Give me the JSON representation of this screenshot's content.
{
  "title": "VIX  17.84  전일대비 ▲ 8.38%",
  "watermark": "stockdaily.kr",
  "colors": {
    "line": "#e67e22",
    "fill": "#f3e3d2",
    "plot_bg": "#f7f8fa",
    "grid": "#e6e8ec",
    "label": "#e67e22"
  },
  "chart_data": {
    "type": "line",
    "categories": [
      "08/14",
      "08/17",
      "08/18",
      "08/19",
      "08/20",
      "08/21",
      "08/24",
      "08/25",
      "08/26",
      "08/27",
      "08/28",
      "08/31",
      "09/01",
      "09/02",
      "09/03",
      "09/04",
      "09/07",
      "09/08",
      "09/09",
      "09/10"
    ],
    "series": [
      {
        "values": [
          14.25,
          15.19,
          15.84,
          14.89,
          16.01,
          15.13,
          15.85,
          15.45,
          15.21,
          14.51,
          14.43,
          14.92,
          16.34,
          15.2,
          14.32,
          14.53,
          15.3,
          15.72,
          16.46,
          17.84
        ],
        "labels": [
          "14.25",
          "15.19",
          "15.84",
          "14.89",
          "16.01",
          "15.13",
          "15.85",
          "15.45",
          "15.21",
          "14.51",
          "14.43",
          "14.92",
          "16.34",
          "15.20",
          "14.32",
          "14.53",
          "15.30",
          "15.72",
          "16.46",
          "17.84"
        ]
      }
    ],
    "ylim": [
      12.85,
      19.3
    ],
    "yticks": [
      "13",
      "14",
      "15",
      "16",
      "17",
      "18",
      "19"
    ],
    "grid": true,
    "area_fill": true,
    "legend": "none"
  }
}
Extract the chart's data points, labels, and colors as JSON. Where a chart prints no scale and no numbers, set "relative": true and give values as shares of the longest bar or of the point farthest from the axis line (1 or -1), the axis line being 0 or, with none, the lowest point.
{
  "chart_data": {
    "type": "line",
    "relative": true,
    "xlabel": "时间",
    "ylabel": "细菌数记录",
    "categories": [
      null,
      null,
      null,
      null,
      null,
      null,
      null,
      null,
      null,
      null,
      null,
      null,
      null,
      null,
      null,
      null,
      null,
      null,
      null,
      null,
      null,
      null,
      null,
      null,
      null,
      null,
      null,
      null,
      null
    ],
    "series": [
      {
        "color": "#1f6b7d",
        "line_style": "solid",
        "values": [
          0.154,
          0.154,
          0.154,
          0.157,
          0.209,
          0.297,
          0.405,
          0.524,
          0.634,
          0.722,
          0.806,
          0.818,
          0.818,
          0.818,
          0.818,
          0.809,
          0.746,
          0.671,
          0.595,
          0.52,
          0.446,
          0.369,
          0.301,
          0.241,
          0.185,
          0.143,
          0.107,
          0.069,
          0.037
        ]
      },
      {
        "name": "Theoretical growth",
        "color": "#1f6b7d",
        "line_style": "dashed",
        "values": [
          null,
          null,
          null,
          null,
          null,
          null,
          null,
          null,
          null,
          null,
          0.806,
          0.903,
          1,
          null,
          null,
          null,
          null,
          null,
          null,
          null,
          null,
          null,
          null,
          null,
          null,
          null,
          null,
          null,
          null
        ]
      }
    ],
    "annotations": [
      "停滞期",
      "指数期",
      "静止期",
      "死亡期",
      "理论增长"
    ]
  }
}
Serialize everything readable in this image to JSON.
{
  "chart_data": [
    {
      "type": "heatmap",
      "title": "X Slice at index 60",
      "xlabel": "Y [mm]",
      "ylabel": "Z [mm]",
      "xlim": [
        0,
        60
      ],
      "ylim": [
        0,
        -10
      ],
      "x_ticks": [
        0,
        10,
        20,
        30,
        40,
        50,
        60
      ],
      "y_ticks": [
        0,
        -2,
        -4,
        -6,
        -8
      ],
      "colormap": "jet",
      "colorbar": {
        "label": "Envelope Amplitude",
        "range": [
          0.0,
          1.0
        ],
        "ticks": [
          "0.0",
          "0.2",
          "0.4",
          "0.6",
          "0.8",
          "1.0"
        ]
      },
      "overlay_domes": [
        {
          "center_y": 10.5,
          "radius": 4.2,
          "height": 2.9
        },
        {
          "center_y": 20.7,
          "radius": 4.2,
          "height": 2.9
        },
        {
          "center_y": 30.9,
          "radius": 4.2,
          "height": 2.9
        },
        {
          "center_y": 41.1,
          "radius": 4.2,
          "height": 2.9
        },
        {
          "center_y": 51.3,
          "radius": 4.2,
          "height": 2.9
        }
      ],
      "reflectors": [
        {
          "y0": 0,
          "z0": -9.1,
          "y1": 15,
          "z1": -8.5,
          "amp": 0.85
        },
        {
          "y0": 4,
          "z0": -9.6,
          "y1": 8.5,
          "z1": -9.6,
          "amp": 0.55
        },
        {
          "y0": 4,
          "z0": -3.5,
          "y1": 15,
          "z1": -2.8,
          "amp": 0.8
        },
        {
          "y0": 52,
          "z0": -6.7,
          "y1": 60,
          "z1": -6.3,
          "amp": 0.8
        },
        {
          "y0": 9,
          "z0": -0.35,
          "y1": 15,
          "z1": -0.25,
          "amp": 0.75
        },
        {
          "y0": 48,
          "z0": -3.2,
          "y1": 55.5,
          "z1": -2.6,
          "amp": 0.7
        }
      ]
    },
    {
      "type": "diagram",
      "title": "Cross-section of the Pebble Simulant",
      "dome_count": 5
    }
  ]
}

———

*Required work*. Recopy all the lines exactly as they appear.

*Task response*.
Give me the JSON representation of this screenshot's content.
{
  "title": "VIX  17.84  전일대비 ▲ 8.38%",
  "watermark": "stockdaily.kr",
  "colors": {
    "line": "#e67e22",
    "fill": "#f3e3d2",
    "plot_bg": "#f7f8fa",
    "grid": "#e6e8ec",
    "label": "#e67e22"
  },
  "chart_data": {
    "type": "line",
    "categories": [
      "08/14",
      "08/17",
      "08/18",
      "08/19",
      "08/20",
      "08/21",
      "08/24",
      "08/25",
      "08/26",
      "08/27",
      "08/28",
      "08/31",
      "09/01",
      "09/02",
      "09/03",
      "09/04",
      "09/07",
      "09/08",
      "09/09",
      "09/10"
    ],
    "series": [
      {
        "values": [
          14.25,
          15.19,
          15.84,
          14.89,
          16.01,
          15.13,
          15.85,
          15.45,
          15.21,
          14.51,
          14.43,
          14.92,
          16.34,
          15.2,
          14.32,
          14.53,
          15.3,
          15.72,
          16.46,
          17.84
        ],
        "labels": [
          "14.25",
          "15.19",
          "15.84",
          "14.89",
          "16.01",
          "15.13",
          "15.85",
          "15.45",
          "15.21",
          "14.51",
          "14.43",
          "14.92",
          "16.34",
          "15.20",
          "14.32",
          "14.53",
          "15.30",
          "15.72",
          "16.46",
          "17.84"
        ]
      }
    ],
    "ylim": [
      12.85,
      19.3
    ],
    "yticks": [
      "13",
      "14",
      "15",
      "16",
      "17",
      "18",
      "19"
    ],
    "grid": true,
    "area_fill": true,
    "legend": "none"
  }
}
Extract the chart's data points, labels, and colors as JSON. Where a chart prints no scale and no numbers, set "relative": true and give values as shares of the longest bar or of the point farthest from the axis line (1 or -1), the axis line being 0 or, with none, the lowest point.
{
  "chart_data": {
    "type": "line",
    "relative": true,
    "xlabel": "时间",
    "ylabel": "细菌数记录",
    "categories": [
      null,
      null,
      null,
      null,
      null,
      null,
      null,
      null,
      null,
      null,
      null,
      null,
      null,
      null,
      null,
      null,
      null,
      null,
      null,
      null,
      null,
      null,
      null,
      null,
      null,
      null,
      null,
      null,
      null
    ],
    "series": [
      {
        "color": "#1f6b7d",
        "line_style": "solid",
        "values": [
          0.154,
          0.154,
          0.154,
          0.157,
          0.209,
          0.297,
          0.405,
          0.524,
          0.634,
          0.722,
          0.806,
          0.818,
          0.818,
          0.818,
          0.818,
          0.809,
          0.746,
          0.671,
          0.595,
          0.52,
          0.446,
          0.369,
          0.301,
          0.241,
          0.185,
          0.143,
          0.107,
          0.069,
          0.037
        ]
      },
      {
        "name": "Theoretical growth",
        "color": "#1f6b7d",
        "line_style": "dashed",
        "values": [
          null,
          null,
          null,
          null,
          null,
          null,
          null,
          null,
          null,
          null,
          0.806,
          0.903,
          1,
          null,
          null,
          null,
          null,
          null,
          null,
          null,
          null,
          null,
          null,
          null,
          null,
          null,
          null,
          null,
          null
        ]
      }
    ],
    "annotations": [
      "停滞期",
      "指数期",
      "静止期",
      "死亡期",
      "理论增长"
    ]
  }
}
Serialize everything readable in this image to JSON.
{
  "chart_data": [
    {
      "type": "heatmap",
      "title": "X Slice at index 60",
      "xlabel": "Y [mm]",
      "ylabel": "Z [mm]",
      "xlim": [
        0,
        60
      ],
      "ylim": [
        0,
        -10
      ],
      "x_ticks": [
        0,
        10,
        20,
        30,
        40,
        50,
        60
      ],
      "y_ticks": [
        0,
        -2,
        -4,
        -6,
        -8
      ],
      "colormap": "jet",
      "colorbar": {
        "label": "Envelope Amplitude",
        "range": [
          0.0,
          1.0
        ],
        "ticks": [
          "0.0",
          "0.2",
          "0.4",
          "0.6",
          "0.8",
          "1.0"
        ]
      },
      "overlay_domes": [
        {
          "center_y": 10.5,
          "radius": 4.2,
          "height": 2.9
        },
        {
          "center_y": 20.7,
          "radius": 4.2,
          "height": 2.9
        },
        {
          "center_y": 30.9,
          "radius": 4.2,
          "height": 2.9
        },
        {
          "center_y": 41.1,
          "radius": 4.2,
          "height": 2.9
        },
        {
          "center_y": 51.3,
          "radius": 4.2,
          "height": 2.9
        }
      ],
      "reflectors": [
        {
          "y0": 0,
          "z0": -9.1,
          "y1": 15,
          "z1": -8.5,
          "amp": 0.85
        },
        {
          "y0": 4,
          "z0": -9.6,
          "y1": 8.5,
          "z1": -9.6,
          "amp": 0.55
        },
        {
          "y0": 4,
          "z0": -3.5,
          "y1": 15,
          "z1": -2.8,
          "amp": 0.8
        },
        {
          "y0": 52,
          "z0": -6.7,
          "y1": 60,
          "z1": -6.3,
          "amp": 0.8
        },
        {
          "y0": 9,
          "z0": -0.35,
          "y1": 15,
          "z1": -0.25,
          "amp": 0.75
        },
        {
          "y0": 48,
          "z0": -3.2,
          "y1": 55.5,
          "z1": -2.6,
          "amp": 0.7
        }
      ]
    },
    {
      "type": "diagram",
      "title": "Cross-section of the Pebble Simulant",
      "dome_count": 5
    }
  ]
}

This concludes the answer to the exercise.